WHAT THE TASK ASKS -
Filter the records below down to lines containing "endroit".
-- START OF MATERIAL FOR THIS EXERCISE --
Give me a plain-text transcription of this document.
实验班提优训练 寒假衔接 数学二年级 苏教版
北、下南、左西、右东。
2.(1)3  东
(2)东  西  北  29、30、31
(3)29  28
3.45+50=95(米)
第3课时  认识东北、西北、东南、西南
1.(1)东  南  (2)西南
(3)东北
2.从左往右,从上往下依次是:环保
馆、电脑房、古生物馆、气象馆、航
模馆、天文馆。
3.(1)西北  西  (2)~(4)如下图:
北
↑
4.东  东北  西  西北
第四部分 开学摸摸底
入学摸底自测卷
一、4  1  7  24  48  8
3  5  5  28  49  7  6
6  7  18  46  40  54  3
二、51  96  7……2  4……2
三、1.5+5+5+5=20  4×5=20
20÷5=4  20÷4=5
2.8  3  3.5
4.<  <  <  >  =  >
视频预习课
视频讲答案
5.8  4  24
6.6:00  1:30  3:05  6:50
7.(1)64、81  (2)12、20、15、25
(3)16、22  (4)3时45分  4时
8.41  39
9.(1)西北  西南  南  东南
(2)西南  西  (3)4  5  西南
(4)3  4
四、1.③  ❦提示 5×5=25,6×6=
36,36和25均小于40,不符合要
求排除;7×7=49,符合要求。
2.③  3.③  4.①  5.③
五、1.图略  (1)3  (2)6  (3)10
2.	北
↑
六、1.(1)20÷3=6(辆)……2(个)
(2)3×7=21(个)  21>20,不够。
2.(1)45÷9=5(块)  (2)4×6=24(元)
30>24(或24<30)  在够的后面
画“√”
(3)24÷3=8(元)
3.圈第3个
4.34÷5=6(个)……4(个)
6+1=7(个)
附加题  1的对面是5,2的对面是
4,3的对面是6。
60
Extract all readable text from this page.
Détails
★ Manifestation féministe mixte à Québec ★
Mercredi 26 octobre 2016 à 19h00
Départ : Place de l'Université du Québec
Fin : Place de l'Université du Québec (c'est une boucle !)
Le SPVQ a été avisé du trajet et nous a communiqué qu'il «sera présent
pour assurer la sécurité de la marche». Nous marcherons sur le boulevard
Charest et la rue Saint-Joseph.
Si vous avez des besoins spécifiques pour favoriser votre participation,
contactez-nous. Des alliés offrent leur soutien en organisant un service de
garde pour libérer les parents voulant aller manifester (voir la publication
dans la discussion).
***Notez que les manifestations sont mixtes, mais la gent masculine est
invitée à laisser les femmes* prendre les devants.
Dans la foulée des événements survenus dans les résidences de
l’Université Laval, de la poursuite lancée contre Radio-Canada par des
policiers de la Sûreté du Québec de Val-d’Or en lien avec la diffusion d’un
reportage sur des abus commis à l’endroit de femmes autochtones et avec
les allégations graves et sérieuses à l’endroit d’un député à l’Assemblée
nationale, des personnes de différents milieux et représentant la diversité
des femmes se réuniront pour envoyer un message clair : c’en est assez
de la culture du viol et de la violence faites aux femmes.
-- END OF MATERIAL FOR THIS EXERCISE --
THE OUTPUT -
reportage sur des abus commis à l’endroit de femmes autochtones et avec
les allégations graves et sérieuses à l’endroit d’un député à l’Assemblée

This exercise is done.